▸ **Dataset records**
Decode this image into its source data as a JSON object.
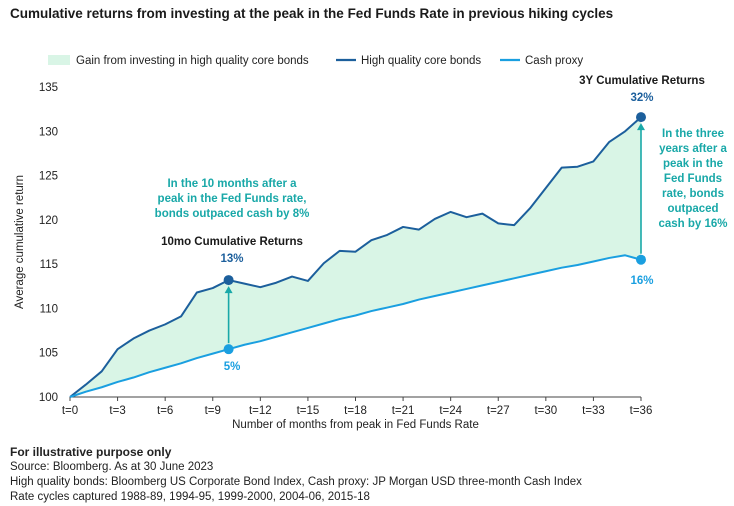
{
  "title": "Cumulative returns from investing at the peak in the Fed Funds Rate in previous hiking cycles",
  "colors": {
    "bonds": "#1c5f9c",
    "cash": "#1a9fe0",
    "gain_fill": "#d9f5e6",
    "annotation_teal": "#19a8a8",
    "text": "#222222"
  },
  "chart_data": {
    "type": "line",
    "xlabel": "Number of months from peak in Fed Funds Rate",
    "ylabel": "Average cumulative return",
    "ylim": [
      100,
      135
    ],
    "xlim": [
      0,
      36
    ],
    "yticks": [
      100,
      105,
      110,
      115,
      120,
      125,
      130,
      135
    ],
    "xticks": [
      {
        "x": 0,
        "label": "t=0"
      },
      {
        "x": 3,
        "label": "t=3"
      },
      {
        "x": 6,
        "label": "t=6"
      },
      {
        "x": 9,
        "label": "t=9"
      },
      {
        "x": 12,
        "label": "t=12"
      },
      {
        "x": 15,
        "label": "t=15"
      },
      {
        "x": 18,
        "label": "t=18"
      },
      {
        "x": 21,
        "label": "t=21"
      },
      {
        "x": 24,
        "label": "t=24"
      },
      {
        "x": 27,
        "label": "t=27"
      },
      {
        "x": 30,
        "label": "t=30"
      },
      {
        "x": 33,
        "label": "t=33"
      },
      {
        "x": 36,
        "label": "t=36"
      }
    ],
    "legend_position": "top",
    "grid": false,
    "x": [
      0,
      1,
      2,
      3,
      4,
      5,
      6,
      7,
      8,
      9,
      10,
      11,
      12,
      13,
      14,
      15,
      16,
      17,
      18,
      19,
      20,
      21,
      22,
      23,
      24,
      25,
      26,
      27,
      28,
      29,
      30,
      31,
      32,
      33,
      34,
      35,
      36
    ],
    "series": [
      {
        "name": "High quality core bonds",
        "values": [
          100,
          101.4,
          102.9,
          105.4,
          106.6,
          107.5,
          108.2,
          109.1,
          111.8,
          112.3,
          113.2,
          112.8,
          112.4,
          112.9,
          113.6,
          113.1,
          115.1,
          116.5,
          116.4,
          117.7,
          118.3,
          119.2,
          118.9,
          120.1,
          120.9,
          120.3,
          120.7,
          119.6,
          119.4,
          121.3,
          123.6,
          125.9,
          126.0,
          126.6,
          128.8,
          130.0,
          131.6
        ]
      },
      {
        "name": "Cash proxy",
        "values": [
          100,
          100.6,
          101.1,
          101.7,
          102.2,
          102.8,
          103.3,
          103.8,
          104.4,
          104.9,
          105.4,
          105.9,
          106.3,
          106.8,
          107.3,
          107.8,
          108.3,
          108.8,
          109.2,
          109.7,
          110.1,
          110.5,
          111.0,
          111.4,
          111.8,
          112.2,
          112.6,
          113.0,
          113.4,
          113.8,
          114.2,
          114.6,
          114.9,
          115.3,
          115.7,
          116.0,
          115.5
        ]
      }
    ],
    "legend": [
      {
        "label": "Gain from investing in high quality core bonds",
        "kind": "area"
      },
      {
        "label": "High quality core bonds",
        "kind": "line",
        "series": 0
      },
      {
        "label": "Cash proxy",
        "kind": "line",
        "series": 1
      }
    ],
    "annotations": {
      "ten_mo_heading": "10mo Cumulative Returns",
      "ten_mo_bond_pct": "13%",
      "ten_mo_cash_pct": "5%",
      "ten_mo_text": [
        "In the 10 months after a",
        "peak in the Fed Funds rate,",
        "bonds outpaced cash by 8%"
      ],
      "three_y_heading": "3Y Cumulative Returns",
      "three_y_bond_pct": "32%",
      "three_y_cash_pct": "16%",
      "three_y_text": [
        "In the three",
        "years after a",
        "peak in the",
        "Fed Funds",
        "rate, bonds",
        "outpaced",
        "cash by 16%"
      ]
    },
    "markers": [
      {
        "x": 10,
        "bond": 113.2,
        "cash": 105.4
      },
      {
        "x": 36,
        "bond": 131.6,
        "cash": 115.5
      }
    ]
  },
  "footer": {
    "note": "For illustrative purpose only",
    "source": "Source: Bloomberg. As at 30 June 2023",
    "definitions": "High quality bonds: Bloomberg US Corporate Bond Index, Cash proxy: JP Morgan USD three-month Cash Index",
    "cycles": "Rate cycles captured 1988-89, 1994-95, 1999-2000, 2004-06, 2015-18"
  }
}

--

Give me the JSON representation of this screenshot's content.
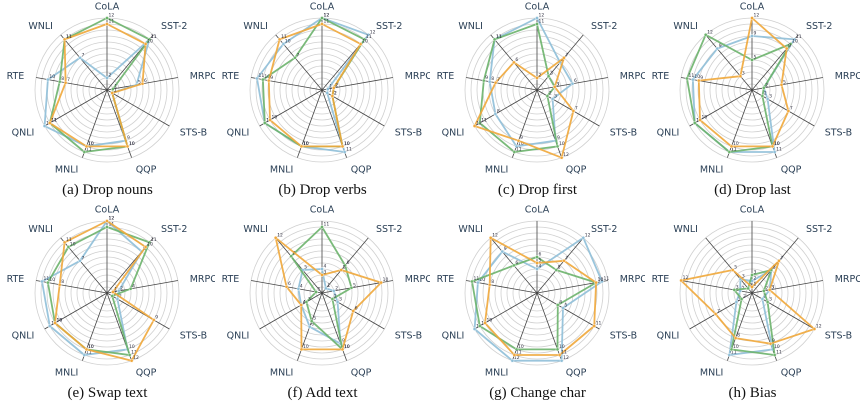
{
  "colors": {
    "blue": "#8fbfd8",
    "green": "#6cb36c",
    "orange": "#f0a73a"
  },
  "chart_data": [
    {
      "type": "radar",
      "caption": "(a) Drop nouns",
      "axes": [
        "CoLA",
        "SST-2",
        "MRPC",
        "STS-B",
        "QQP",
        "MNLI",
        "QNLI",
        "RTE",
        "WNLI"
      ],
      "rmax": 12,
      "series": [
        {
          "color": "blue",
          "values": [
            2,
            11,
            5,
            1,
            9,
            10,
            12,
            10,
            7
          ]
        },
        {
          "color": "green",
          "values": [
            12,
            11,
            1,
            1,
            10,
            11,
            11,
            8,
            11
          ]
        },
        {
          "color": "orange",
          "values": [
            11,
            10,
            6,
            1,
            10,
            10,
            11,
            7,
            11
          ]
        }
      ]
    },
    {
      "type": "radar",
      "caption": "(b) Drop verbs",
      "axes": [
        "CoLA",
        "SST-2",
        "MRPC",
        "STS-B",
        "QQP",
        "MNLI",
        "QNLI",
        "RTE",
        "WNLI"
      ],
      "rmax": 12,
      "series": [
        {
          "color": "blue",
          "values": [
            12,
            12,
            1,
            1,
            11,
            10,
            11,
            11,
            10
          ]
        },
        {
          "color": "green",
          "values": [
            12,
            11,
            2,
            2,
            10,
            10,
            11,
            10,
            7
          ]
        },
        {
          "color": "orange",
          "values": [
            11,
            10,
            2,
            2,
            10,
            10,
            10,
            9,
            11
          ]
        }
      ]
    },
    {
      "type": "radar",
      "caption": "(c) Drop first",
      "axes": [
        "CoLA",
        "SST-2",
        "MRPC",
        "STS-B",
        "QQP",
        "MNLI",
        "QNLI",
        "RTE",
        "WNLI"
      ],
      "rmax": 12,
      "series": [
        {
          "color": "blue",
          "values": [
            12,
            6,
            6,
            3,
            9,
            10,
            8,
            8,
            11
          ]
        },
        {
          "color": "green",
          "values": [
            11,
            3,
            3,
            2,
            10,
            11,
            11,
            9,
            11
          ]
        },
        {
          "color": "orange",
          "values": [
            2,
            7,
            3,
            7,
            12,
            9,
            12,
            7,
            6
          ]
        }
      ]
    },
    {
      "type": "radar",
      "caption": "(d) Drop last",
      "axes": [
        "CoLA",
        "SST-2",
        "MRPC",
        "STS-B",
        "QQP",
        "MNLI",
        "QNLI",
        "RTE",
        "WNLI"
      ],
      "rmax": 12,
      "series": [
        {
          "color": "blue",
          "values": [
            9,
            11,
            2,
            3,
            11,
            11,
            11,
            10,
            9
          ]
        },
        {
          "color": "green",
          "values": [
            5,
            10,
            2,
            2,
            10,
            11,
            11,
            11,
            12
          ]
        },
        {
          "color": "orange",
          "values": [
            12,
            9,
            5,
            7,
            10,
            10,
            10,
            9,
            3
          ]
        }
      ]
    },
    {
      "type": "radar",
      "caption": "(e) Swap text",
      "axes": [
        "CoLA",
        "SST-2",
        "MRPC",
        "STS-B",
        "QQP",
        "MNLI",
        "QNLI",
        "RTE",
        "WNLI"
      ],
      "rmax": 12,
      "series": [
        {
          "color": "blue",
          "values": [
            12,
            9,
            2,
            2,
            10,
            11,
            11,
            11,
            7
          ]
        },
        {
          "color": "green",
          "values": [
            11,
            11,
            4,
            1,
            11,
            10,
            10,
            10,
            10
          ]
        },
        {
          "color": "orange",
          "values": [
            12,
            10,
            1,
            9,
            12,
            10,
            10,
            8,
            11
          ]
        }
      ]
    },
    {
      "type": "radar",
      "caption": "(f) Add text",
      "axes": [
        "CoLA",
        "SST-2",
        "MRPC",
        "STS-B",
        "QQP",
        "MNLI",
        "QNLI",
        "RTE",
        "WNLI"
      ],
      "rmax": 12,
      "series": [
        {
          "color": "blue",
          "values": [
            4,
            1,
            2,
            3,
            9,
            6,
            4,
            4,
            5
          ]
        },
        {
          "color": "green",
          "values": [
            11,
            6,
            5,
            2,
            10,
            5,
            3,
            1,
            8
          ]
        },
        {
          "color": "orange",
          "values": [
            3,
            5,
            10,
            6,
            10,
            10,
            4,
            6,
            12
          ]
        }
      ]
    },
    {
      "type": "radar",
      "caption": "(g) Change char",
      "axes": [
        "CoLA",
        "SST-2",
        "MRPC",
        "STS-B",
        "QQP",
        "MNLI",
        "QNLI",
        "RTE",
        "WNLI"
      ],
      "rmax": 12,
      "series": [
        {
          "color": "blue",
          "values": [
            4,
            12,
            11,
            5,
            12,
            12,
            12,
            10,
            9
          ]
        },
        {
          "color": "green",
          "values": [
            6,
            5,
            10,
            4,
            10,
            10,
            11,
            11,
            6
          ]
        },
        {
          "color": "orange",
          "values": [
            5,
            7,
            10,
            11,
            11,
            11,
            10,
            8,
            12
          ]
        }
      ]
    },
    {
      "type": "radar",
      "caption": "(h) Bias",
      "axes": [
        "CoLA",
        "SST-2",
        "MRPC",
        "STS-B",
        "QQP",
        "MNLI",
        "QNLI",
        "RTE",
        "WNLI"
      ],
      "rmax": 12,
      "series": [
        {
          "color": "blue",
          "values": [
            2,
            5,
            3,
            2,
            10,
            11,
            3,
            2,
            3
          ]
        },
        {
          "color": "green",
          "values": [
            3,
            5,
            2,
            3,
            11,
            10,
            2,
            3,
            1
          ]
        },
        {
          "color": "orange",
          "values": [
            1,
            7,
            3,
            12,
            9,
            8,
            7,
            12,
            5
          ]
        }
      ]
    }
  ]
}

▸ **Request**
Within the records, how many lines include "months"? The answer is the number and nothing else.

▸ **Response to the task**
2